House sponsors of a bill to cut back on the state’s new social studies tests asked the House Education Committee to kill the measure Monday afternoon, and the panel did so on a 13-0 vote.

“This bill is trying very hard to be responsive to what we’ve been hearing,” said sponsor Rep. Millie Hamner, D-Dillon. She was referring to rising parent and teacher complaints about the amount of state testing.

But, she added, “We haven’t been able to work with our stakeholders on a solution that has been fully vetted.”

“We need to take a close look at the whole testing regime,” said her cosponsor, Rep. Dave Young, D-Greeley. He noted that another bill proposes a wide-ranging study of testing this summer and fall. That measure, House Bill 14-1202, received final Senate approval last week.

The social studies measure, Senate Bill 14-221, surfaced just last week, the brainchild of two Democratic senators from Jefferson County, Andy Kerr and Rachel Zenzinger. It passed the Senate 24-11 Monday morning and was immediately introduced in the House.

It proposed delaying next fall’s first 12th grade social studies tests for a year and then moving all three sets of tests to a “sampling” schedule under which an individual school would have had to give the test only every three years. The tests also are given in the 4th and 7th grades. Schools still could have administered the tests every year if they chose to do so.

The bill was criticized for doing too little about the testing burden and for singling out social studies. There reportedly weren’t enough votes on House Education to pass it on to the floor.

The panel also voted 10-0 to kill Senate Bill 14-185, which proposed creation of a “pay for success” method to fund early childhood programs. Sponsor Rep. Brittany Pettersen, D-Lakewood, asked that the bill be killed, saying, “We have a lot of work to do to ensure we have the correct guardrails in place.” (Get more background on this innovative but complicated idea in this story.)

Senate whittles down its calendar

The Senate worked through a long list of education bills as it attempted to clear its calendar ahead of adjournment on Wednesday.

Perhaps the most significant for education was House Bill 14-1319, which received preliminary approval. It would create a new funding formula for the state’s higher education system that gives greater weight to enrollment and would base a modest amount of funding on institutional performance measures such as graduation and student retention.

__WHAT THE EXERCISE ASKS__. Reproduce, word for word, the passage of the education bills report above that begins with "It proposed delaying" and ends with "to the floor.".

__LISTED RECORDS__.
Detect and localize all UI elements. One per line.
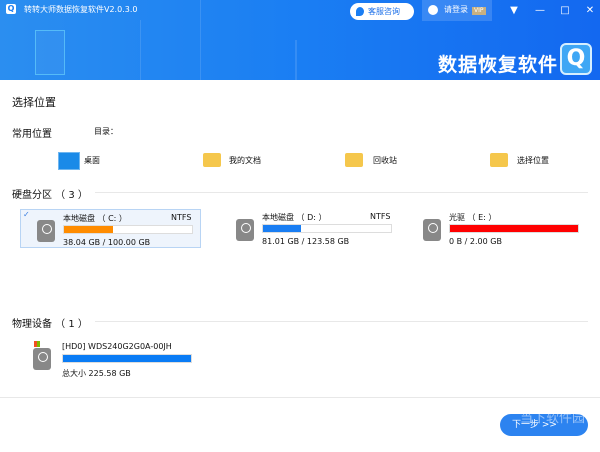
quick-item-label: 桌面 xyxy=(84,156,100,165)
partition-card[interactable]: ✓ 本地磁盘 （ C: ） NTFS 38.04 GB / 100.00 GB xyxy=(20,209,201,248)
window-title: 转转大师数据恢复软件V2.0.3.0 xyxy=(24,5,138,14)
user-icon xyxy=(428,5,438,15)
brand-logo-icon: Q xyxy=(560,43,592,75)
partition-usage-text: 81.01 GB / 123.58 GB xyxy=(262,237,350,246)
partition-name: 本地磁盘 （ D: ） xyxy=(262,213,327,222)
login-button[interactable]: 请登录 VIP xyxy=(422,0,492,21)
hard-disk-icon xyxy=(236,219,254,241)
partition-usage-text: 38.04 GB / 100.00 GB xyxy=(63,238,151,247)
minimize-icon[interactable]: — xyxy=(532,3,548,18)
close-icon[interactable]: ✕ xyxy=(582,3,598,18)
consult-label: 客服咨询 xyxy=(368,7,400,16)
partition-card[interactable]: 本地磁盘 （ D: ） NTFS 81.01 GB / 123.58 GB xyxy=(220,209,401,248)
desktop-icon xyxy=(58,152,80,170)
quick-item-label: 选择位置 xyxy=(517,156,549,165)
device-bar xyxy=(62,354,192,363)
partitions-title: 硬盘分区 （ 3 ） xyxy=(12,190,88,201)
partition-filesystem: NTFS xyxy=(370,212,391,221)
partition-card[interactable]: 光驱 （ E: ） 0 B / 2.00 GB xyxy=(407,209,588,248)
hard-disk-icon xyxy=(423,219,441,241)
vip-badge: VIP xyxy=(472,7,486,15)
customer-service-button[interactable]: 客服咨询 xyxy=(350,3,414,20)
partition-usage-fill xyxy=(64,226,113,233)
device-name: [HD0] WDS240G2G0A-00JH xyxy=(62,342,172,351)
physical-device-item[interactable]: [HD0] WDS240G2G0A-00JH 总大小 225.58 GB xyxy=(30,340,200,380)
common-locations-title: 常用位置 xyxy=(12,129,52,140)
divider xyxy=(95,192,588,193)
divider xyxy=(95,321,588,322)
device-total: 总大小 225.58 GB xyxy=(62,369,131,378)
hard-disk-icon xyxy=(33,348,51,370)
quick-item-label: 我的文档 xyxy=(229,156,261,165)
divider xyxy=(0,397,600,398)
watermark: 当下软件园 xyxy=(520,411,586,426)
page-title: 选择位置 xyxy=(12,96,56,109)
maximize-icon[interactable]: □ xyxy=(557,3,573,18)
partition-usage-bar xyxy=(262,224,392,233)
partition-usage-bar xyxy=(449,224,579,233)
physical-devices-title: 物理设备 （ 1 ） xyxy=(12,319,88,330)
folder-search-icon xyxy=(490,153,508,167)
login-label: 请登录 xyxy=(444,5,468,14)
partition-filesystem: NTFS xyxy=(171,213,192,222)
directory-label: 目录： xyxy=(94,127,118,136)
documents-icon xyxy=(203,153,221,167)
windows-icon xyxy=(34,341,40,347)
partition-usage-text: 0 B / 2.00 GB xyxy=(449,237,502,246)
checkmark-icon: ✓ xyxy=(23,210,30,219)
hard-disk-icon xyxy=(37,220,55,242)
recycle-bin-icon xyxy=(345,153,363,167)
partition-usage-bar xyxy=(63,225,193,234)
app-logo-icon: Q xyxy=(6,4,16,14)
chat-icon xyxy=(356,7,364,16)
device-bar-fill xyxy=(63,355,191,362)
partition-usage-fill xyxy=(450,225,578,232)
partition-usage-fill xyxy=(263,225,302,232)
brand-title: 数据恢复软件 xyxy=(438,54,559,76)
partition-name: 本地磁盘 （ C: ） xyxy=(63,214,127,223)
partition-name: 光驱 （ E: ） xyxy=(449,213,497,222)
quick-item-label: 回收站 xyxy=(373,156,397,165)
menu-icon[interactable]: ▼ xyxy=(506,3,522,18)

__EXERCISE OUTPUT__.
It proposed delaying next fall’s first 12th grade social studies tests for a year and then moving all three sets of tests to a “sampling” schedule under which an individual school would have had to give the test only every three years. The tests also are given in the 4th and 7th grades. Schools still could have administered the tests every year if they chose to do so.

The bill was criticized for doing too little about the testing burden and for singling out social studies. There reportedly weren’t enough votes on House Education to pass it on to the floor.